▶ **Goal**
All of the data below should be written out exactly.

▶ **Dataset items**
****************************************

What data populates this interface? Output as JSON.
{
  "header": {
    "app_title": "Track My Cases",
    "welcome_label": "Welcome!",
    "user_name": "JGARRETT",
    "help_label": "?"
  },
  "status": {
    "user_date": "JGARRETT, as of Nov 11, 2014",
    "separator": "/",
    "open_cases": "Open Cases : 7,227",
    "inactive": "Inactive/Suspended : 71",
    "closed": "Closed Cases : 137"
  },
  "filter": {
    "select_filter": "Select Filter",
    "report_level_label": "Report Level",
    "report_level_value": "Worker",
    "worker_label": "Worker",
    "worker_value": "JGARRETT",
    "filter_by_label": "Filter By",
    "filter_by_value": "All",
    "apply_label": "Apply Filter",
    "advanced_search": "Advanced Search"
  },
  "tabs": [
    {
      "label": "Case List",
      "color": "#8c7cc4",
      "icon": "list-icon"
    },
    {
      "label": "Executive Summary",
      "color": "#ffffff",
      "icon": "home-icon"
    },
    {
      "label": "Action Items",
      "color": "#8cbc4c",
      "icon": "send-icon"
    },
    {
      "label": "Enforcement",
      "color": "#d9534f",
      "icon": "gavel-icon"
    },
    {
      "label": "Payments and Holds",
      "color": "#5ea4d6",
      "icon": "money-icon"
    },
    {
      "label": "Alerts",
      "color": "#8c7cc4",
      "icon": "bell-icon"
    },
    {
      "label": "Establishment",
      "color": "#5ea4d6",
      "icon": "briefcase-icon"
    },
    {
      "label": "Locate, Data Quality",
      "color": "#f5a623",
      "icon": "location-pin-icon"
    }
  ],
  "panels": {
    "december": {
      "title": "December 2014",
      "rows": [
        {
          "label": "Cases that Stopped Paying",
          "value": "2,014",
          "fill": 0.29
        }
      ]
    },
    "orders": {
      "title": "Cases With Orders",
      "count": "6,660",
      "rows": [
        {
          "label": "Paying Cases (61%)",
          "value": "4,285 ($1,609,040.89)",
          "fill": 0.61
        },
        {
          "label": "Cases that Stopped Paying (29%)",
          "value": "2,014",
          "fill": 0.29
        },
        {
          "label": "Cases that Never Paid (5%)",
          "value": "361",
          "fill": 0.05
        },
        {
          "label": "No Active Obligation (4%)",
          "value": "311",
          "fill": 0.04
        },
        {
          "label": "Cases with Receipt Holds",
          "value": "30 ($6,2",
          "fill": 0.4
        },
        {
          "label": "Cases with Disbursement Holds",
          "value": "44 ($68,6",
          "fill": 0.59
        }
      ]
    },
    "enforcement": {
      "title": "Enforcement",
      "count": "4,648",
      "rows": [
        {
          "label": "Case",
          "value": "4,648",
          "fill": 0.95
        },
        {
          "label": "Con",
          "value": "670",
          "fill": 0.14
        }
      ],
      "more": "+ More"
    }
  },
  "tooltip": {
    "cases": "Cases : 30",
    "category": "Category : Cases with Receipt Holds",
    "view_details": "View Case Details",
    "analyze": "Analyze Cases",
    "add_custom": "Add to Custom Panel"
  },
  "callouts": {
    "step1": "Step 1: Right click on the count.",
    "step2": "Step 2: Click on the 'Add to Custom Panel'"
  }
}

****************************************

▶ **Written answer**
What data populates this interface? Output as JSON.
{
  "header": {
    "app_title": "Track My Cases",
    "welcome_label": "Welcome!",
    "user_name": "JGARRETT",
    "help_label": "?"
  },
  "status": {
    "user_date": "JGARRETT, as of Nov 11, 2014",
    "separator": "/",
    "open_cases": "Open Cases : 7,227",
    "inactive": "Inactive/Suspended : 71",
    "closed": "Closed Cases : 137"
  },
  "filter": {
    "select_filter": "Select Filter",
    "report_level_label": "Report Level",
    "report_level_value": "Worker",
    "worker_label": "Worker",
    "worker_value": "JGARRETT",
    "filter_by_label": "Filter By",
    "filter_by_value": "All",
    "apply_label": "Apply Filter",
    "advanced_search": "Advanced Search"
  },
  "tabs": [
    {
      "label": "Case List",
      "color": "#8c7cc4",
      "icon": "list-icon"
    },
    {
      "label": "Executive Summary",
      "color": "#ffffff",
      "icon": "home-icon"
    },
    {
      "label": "Action Items",
      "color": "#8cbc4c",
      "icon": "send-icon"
    },
    {
      "label": "Enforcement",
      "color": "#d9534f",
      "icon": "gavel-icon"
    },
    {
      "label": "Payments and Holds",
      "color": "#5ea4d6",
      "icon": "money-icon"
    },
    {
      "label": "Alerts",
      "color": "#8c7cc4",
      "icon": "bell-icon"
    },
    {
      "label": "Establishment",
      "color": "#5ea4d6",
      "icon": "briefcase-icon"
    },
    {
      "label": "Locate, Data Quality",
      "color": "#f5a623",
      "icon": "location-pin-icon"
    }
  ],
  "panels": {
    "december": {
      "title": "December 2014",
      "rows": [
        {
          "label": "Cases that Stopped Paying",
          "value": "2,014",
          "fill": 0.29
        }
      ]
    },
    "orders": {
      "title": "Cases With Orders",
      "count": "6,660",
      "rows": [
        {
          "label": "Paying Cases (61%)",
          "value": "4,285 ($1,609,040.89)",
          "fill": 0.61
        },
        {
          "label": "Cases that Stopped Paying (29%)",
          "value": "2,014",
          "fill": 0.29
        },
        {
          "label": "Cases that Never Paid (5%)",
          "value": "361",
          "fill": 0.05
        },
        {
          "label": "No Active Obligation (4%)",
          "value": "311",
          "fill": 0.04
        },
        {
          "label": "Cases with Receipt Holds",
          "value": "30 ($6,2",
          "fill": 0.4
        },
        {
          "label": "Cases with Disbursement Holds",
          "value": "44 ($68,6",
          "fill": 0.59
        }
      ]
    },
    "enforcement": {
      "title": "Enforcement",
      "count": "4,648",
      "rows": [
        {
          "label": "Case",
          "value": "4,648",
          "fill": 0.95
        },
        {
          "label": "Con",
          "value": "670",
          "fill": 0.14
        }
      ],
      "more": "+ More"
    }
  },
  "tooltip": {
    "cases": "Cases : 30",
    "category": "Category : Cases with Receipt Holds",
    "view_details": "View Case Details",
    "analyze": "Analyze Cases",
    "add_custom": "Add to Custom Panel"
  },
  "callouts": {
    "step1": "Step 1: Right click on the count.",
    "step2": "Step 2: Click on the 'Add to Custom Panel'"
  }
}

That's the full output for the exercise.